* **Exercise brief**:
Quote all of the data below exactly, please.

++++++++++++++++++++

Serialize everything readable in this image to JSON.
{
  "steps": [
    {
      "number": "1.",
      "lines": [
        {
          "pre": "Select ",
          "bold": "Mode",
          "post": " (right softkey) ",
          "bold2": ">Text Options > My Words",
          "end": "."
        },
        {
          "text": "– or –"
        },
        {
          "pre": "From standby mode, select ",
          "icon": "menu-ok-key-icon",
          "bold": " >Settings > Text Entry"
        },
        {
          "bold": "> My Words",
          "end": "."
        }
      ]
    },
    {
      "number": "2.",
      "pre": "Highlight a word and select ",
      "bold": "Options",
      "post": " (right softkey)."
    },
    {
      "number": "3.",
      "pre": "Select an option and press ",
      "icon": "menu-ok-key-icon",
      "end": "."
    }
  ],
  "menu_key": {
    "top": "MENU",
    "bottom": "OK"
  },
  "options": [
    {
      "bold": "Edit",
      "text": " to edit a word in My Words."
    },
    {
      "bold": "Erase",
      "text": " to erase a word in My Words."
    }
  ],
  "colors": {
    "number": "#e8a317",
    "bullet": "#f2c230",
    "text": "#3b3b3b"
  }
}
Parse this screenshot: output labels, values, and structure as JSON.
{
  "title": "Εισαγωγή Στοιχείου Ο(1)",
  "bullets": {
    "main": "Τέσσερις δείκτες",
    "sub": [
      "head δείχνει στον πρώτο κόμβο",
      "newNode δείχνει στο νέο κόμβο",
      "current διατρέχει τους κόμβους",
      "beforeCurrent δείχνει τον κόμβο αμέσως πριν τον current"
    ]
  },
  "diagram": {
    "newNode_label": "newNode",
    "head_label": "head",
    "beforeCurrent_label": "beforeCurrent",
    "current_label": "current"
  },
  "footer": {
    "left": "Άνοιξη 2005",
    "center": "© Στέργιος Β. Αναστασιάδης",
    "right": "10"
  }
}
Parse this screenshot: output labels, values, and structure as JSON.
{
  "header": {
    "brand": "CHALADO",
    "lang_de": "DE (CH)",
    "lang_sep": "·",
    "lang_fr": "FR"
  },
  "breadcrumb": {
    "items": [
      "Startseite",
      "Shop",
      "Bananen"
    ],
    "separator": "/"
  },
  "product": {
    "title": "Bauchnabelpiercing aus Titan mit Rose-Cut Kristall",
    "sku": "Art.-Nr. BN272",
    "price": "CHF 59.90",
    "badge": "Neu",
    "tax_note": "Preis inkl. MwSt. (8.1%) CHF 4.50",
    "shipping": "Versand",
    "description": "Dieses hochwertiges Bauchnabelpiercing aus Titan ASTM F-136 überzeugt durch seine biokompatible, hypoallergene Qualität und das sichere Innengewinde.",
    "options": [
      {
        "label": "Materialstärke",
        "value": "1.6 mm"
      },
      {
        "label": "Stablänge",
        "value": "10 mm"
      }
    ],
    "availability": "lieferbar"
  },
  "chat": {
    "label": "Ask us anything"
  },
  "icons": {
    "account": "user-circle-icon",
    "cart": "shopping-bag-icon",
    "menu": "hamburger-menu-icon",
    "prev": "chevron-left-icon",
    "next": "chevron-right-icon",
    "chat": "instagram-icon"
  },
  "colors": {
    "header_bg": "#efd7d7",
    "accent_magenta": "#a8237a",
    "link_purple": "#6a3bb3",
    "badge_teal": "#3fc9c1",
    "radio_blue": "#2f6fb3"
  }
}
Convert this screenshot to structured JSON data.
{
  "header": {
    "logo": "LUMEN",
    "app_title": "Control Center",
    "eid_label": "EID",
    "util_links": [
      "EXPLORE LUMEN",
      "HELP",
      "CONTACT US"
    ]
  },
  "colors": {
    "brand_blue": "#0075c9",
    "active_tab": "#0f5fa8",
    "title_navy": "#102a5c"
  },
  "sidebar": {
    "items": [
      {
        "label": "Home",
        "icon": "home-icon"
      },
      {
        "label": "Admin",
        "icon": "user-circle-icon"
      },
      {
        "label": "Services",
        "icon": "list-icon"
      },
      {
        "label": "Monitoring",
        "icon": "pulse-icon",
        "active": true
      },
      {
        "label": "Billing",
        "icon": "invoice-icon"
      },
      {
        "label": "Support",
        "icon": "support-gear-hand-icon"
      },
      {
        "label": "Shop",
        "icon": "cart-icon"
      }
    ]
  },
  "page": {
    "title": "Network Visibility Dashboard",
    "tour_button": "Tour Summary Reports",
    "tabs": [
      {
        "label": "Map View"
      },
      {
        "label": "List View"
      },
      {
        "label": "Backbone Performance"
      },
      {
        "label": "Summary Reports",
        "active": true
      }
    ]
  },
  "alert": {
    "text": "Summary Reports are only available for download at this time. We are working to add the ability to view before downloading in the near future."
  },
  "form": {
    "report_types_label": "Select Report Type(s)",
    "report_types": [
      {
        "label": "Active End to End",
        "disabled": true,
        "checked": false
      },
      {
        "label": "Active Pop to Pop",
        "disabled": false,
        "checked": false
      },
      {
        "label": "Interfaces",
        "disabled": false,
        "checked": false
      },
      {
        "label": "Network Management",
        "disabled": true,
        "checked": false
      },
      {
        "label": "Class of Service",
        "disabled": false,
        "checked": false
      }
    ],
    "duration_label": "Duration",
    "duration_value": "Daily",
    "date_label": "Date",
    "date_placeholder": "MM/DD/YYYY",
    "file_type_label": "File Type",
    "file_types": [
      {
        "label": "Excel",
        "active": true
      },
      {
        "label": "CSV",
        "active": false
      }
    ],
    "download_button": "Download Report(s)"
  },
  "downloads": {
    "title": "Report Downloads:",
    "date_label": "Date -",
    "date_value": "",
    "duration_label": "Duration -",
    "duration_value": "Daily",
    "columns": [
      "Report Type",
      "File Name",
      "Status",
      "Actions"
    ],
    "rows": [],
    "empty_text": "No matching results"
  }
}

++++++++++++++++++++

* **Result below**:
Serialize everything readable in this image to JSON.
{
  "steps": [
    {
      "number": "1.",
      "lines": [
        {
          "pre": "Select ",
          "bold": "Mode",
          "post": " (right softkey) ",
          "bold2": ">Text Options > My Words",
          "end": "."
        },
        {
          "text": "– or –"
        },
        {
          "pre": "From standby mode, select ",
          "icon": "menu-ok-key-icon",
          "bold": " >Settings > Text Entry"
        },
        {
          "bold": "> My Words",
          "end": "."
        }
      ]
    },
    {
      "number": "2.",
      "pre": "Highlight a word and select ",
      "bold": "Options",
      "post": " (right softkey)."
    },
    {
      "number": "3.",
      "pre": "Select an option and press ",
      "icon": "menu-ok-key-icon",
      "end": "."
    }
  ],
  "menu_key": {
    "top": "MENU",
    "bottom": "OK"
  },
  "options": [
    {
      "bold": "Edit",
      "text": " to edit a word in My Words."
    },
    {
      "bold": "Erase",
      "text": " to erase a word in My Words."
    }
  ],
  "colors": {
    "number": "#e8a317",
    "bullet": "#f2c230",
    "text": "#3b3b3b"
  }
}
Parse this screenshot: output labels, values, and structure as JSON.
{
  "title": "Εισαγωγή Στοιχείου Ο(1)",
  "bullets": {
    "main": "Τέσσερις δείκτες",
    "sub": [
      "head δείχνει στον πρώτο κόμβο",
      "newNode δείχνει στο νέο κόμβο",
      "current διατρέχει τους κόμβους",
      "beforeCurrent δείχνει τον κόμβο αμέσως πριν τον current"
    ]
  },
  "diagram": {
    "newNode_label": "newNode",
    "head_label": "head",
    "beforeCurrent_label": "beforeCurrent",
    "current_label": "current"
  },
  "footer": {
    "left": "Άνοιξη 2005",
    "center": "© Στέργιος Β. Αναστασιάδης",
    "right": "10"
  }
}
Parse this screenshot: output labels, values, and structure as JSON.
{
  "header": {
    "brand": "CHALADO",
    "lang_de": "DE (CH)",
    "lang_sep": "·",
    "lang_fr": "FR"
  },
  "breadcrumb": {
    "items": [
      "Startseite",
      "Shop",
      "Bananen"
    ],
    "separator": "/"
  },
  "product": {
    "title": "Bauchnabelpiercing aus Titan mit Rose-Cut Kristall",
    "sku": "Art.-Nr. BN272",
    "price": "CHF 59.90",
    "badge": "Neu",
    "tax_note": "Preis inkl. MwSt. (8.1%) CHF 4.50",
    "shipping": "Versand",
    "description": "Dieses hochwertiges Bauchnabelpiercing aus Titan ASTM F-136 überzeugt durch seine biokompatible, hypoallergene Qualität und das sichere Innengewinde.",
    "options": [
      {
        "label": "Materialstärke",
        "value": "1.6 mm"
      },
      {
        "label": "Stablänge",
        "value": "10 mm"
      }
    ],
    "availability": "lieferbar"
  },
  "chat": {
    "label": "Ask us anything"
  },
  "icons": {
    "account": "user-circle-icon",
    "cart": "shopping-bag-icon",
    "menu": "hamburger-menu-icon",
    "prev": "chevron-left-icon",
    "next": "chevron-right-icon",
    "chat": "instagram-icon"
  },
  "colors": {
    "header_bg": "#efd7d7",
    "accent_magenta": "#a8237a",
    "link_purple": "#6a3bb3",
    "badge_teal": "#3fc9c1",
    "radio_blue": "#2f6fb3"
  }
}
Convert this screenshot to structured JSON data.
{
  "header": {
    "logo": "LUMEN",
    "app_title": "Control Center",
    "eid_label": "EID",
    "util_links": [
      "EXPLORE LUMEN",
      "HELP",
      "CONTACT US"
    ]
  },
  "colors": {
    "brand_blue": "#0075c9",
    "active_tab": "#0f5fa8",
    "title_navy": "#102a5c"
  },
  "sidebar": {
    "items": [
      {
        "label": "Home",
        "icon": "home-icon"
      },
      {
        "label": "Admin",
        "icon": "user-circle-icon"
      },
      {
        "label": "Services",
        "icon": "list-icon"
      },
      {
        "label": "Monitoring",
        "icon": "pulse-icon",
        "active": true
      },
      {
        "label": "Billing",
        "icon": "invoice-icon"
      },
      {
        "label": "Support",
        "icon": "support-gear-hand-icon"
      },
      {
        "label": "Shop",
        "icon": "cart-icon"
      }
    ]
  },
  "page": {
    "title": "Network Visibility Dashboard",
    "tour_button": "Tour Summary Reports",
    "tabs": [
      {
        "label": "Map View"
      },
      {
        "label": "List View"
      },
      {
        "label": "Backbone Performance"
      },
      {
        "label": "Summary Reports",
        "active": true
      }
    ]
  },
  "alert": {
    "text": "Summary Reports are only available for download at this time. We are working to add the ability to view before downloading in the near future."
  },
  "form": {
    "report_types_label": "Select Report Type(s)",
    "report_types": [
      {
        "label": "Active End to End",
        "disabled": true,
        "checked": false
      },
      {
        "label": "Active Pop to Pop",
        "disabled": false,
        "checked": false
      },
      {
        "label": "Interfaces",
        "disabled": false,
        "checked": false
      },
      {
        "label": "Network Management",
        "disabled": true,
        "checked": false
      },
      {
        "label": "Class of Service",
        "disabled": false,
        "checked": false
      }
    ],
    "duration_label": "Duration",
    "duration_value": "Daily",
    "date_label": "Date",
    "date_placeholder": "MM/DD/YYYY",
    "file_type_label": "File Type",
    "file_types": [
      {
        "label": "Excel",
        "active": true
      },
      {
        "label": "CSV",
        "active": false
      }
    ],
    "download_button": "Download Report(s)"
  },
  "downloads": {
    "title": "Report Downloads:",
    "date_label": "Date -",
    "date_value": "",
    "duration_label": "Duration -",
    "duration_value": "Daily",
    "columns": [
      "Report Type",
      "File Name",
      "Status",
      "Actions"
    ],
    "rows": [],
    "empty_text": "No matching results"
  }
}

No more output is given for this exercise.